* _The task_
According to the LangChain tutorial below, what kind of agent does the reader build?

* _Extracted text_
* * * * * * *
Building AI Agents with LangChain Tutorial: Complete Guide from Setup to Production

LangChain has become the de facto framework for building AI agents—and for good reason. It provides abstractions that handle the messy parts (prompt management, memory, tool calling, chains) while giving you flexibility to customize everything.

But most building AI agents with LangChain tutorial content stops at toy examples: "Here's how to build a chatbot that tells jokes!" What you actually need is a production-grade guide that covers real architecture patterns, error handling, monitoring, and deployment.

This tutorial takes you from zero to a working AI agent that can actually be deployed in production. You'll learn LangChain fundamentals, build a real customer support agent, and understand the patterns that scale.

Why LangChain for AI Agents?

LangChain solves problems you'd otherwise build yourself:

1. LLM provider abstraction: Swap between OpenAI, Anthropic, Cohere, or local models without rewriting code.
* * * * * * *
* _Dataset records_
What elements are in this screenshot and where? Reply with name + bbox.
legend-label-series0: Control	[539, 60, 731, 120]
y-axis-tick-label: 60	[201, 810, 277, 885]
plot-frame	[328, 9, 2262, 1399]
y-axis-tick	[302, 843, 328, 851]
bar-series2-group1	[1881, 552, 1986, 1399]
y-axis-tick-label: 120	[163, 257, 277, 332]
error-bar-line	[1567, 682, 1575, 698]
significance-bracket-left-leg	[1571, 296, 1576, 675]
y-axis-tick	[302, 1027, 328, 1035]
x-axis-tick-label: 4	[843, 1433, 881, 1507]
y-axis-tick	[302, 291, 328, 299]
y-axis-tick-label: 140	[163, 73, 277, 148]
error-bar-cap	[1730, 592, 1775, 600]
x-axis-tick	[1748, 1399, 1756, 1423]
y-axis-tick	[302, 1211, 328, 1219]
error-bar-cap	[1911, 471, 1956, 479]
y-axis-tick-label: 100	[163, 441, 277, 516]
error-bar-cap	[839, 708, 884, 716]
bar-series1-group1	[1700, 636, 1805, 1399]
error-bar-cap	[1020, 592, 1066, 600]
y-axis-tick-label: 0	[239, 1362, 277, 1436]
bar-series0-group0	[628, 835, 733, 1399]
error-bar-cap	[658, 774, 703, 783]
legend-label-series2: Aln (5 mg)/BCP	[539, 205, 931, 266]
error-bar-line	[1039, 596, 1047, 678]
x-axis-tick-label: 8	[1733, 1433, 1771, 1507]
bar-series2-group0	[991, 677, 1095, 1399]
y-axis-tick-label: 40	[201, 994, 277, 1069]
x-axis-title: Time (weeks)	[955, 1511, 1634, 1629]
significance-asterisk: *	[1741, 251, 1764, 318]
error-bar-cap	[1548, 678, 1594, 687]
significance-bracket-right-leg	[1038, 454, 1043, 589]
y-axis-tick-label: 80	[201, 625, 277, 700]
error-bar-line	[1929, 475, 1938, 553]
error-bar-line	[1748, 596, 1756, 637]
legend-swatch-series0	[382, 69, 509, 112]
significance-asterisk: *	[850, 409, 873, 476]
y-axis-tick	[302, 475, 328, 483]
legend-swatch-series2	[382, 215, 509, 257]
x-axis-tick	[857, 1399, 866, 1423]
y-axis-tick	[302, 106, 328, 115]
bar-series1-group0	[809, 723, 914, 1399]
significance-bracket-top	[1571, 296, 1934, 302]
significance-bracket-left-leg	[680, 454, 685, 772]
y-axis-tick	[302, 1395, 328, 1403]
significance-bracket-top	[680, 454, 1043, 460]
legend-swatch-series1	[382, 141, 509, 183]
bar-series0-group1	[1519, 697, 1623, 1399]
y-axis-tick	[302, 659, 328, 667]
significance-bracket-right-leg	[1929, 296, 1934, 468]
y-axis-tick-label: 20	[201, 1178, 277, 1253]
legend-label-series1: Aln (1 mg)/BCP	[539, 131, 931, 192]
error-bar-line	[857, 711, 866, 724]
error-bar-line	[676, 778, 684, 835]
* * * * * * *
* _Output below_
A real customer support agent.